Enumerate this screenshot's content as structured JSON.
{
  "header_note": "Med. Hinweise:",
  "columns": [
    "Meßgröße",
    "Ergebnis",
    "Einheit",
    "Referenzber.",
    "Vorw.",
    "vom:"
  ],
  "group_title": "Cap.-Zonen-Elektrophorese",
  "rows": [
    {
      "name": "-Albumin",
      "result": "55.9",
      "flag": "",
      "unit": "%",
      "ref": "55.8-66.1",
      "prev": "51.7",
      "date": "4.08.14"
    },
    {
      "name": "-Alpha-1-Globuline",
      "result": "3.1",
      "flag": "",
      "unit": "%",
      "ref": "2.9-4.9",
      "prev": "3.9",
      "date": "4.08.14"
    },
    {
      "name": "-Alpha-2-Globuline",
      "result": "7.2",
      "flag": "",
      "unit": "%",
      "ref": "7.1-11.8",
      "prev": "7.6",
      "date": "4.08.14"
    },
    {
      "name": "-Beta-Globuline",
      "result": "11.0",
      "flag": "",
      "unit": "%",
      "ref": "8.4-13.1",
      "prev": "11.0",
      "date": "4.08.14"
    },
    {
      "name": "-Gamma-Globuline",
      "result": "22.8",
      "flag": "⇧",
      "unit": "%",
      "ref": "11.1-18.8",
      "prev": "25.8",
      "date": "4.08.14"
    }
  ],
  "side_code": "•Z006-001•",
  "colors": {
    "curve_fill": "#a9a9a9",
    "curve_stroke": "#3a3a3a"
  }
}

###

**What you are asked to do**: Write out all of the records once more, exactly.

**Result below**:
Enumerate this screenshot's content as structured JSON.
{
  "header_note": "Med. Hinweise:",
  "columns": [
    "Meßgröße",
    "Ergebnis",
    "Einheit",
    "Referenzber.",
    "Vorw.",
    "vom:"
  ],
  "group_title": "Cap.-Zonen-Elektrophorese",
  "rows": [
    {
      "name": "-Albumin",
      "result": "55.9",
      "flag": "",
      "unit": "%",
      "ref": "55.8-66.1",
      "prev": "51.7",
      "date": "4.08.14"
    },
    {
      "name": "-Alpha-1-Globuline",
      "result": "3.1",
      "flag": "",
      "unit": "%",
      "ref": "2.9-4.9",
      "prev": "3.9",
      "date": "4.08.14"
    },
    {
      "name": "-Alpha-2-Globuline",
      "result": "7.2",
      "flag": "",
      "unit": "%",
      "ref": "7.1-11.8",
      "prev": "7.6",
      "date": "4.08.14"
    },
    {
      "name": "-Beta-Globuline",
      "result": "11.0",
      "flag": "",
      "unit": "%",
      "ref": "8.4-13.1",
      "prev": "11.0",
      "date": "4.08.14"
    },
    {
      "name": "-Gamma-Globuline",
      "result": "22.8",
      "flag": "⇧",
      "unit": "%",
      "ref": "11.1-18.8",
      "prev": "25.8",
      "date": "4.08.14"
    }
  ],
  "side_code": "•Z006-001•",
  "colors": {
    "curve_fill": "#a9a9a9",
    "curve_stroke": "#3a3a3a"
  }
}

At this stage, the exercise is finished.